— start —

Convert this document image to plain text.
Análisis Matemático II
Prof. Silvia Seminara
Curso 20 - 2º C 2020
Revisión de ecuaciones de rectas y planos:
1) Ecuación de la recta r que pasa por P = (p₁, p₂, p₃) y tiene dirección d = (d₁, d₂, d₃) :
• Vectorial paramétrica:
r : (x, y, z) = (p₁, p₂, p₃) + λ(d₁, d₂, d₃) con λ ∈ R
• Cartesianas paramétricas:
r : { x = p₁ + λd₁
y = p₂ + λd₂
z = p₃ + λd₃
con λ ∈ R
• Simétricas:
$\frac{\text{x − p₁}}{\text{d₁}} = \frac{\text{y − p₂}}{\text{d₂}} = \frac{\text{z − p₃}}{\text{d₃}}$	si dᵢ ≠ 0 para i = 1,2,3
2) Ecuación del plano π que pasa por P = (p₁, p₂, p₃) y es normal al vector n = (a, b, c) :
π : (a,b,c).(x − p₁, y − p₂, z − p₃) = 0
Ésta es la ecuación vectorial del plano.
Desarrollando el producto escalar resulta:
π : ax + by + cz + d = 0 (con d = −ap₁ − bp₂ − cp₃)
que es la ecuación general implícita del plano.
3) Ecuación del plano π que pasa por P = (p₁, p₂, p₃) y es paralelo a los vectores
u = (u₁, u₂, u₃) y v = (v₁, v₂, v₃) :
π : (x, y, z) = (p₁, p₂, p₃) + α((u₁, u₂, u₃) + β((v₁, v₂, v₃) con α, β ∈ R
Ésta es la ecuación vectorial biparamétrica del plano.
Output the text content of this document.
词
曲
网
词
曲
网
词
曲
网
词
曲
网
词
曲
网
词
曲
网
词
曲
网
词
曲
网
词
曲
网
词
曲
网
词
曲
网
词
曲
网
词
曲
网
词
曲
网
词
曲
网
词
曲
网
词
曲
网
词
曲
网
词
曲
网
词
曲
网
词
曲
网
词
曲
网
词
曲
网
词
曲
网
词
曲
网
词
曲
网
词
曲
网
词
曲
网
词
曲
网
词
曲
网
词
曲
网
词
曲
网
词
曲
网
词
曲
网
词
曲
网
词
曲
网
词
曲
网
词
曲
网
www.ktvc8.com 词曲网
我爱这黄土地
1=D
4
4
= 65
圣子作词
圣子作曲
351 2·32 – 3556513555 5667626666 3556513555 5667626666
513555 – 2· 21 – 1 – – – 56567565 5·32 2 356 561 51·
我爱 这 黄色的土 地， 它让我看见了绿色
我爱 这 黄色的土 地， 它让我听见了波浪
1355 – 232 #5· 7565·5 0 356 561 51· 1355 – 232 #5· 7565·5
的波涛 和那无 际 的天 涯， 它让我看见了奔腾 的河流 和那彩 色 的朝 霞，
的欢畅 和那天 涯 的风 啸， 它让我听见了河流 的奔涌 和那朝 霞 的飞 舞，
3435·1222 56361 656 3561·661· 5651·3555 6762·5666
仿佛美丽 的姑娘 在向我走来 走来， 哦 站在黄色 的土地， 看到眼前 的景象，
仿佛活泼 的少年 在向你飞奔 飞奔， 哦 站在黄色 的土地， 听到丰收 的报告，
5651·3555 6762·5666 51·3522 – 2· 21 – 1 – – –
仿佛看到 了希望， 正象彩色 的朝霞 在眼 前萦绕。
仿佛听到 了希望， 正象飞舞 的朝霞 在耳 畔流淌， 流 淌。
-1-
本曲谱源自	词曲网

— end —

> _Work to be completed_:
Copy down every line of the entries containing the word "text".

> _Problem solution_:
Convert this document image to plain text.
$\frac{\text{x − p₁}}{\text{d₁}} = \frac{\text{y − p₂}}{\text{d₂}} = \frac{\text{z − p₃}}{\text{d₃}}$	si dᵢ ≠ 0 para i = 1,2,3
Output the text content of this document.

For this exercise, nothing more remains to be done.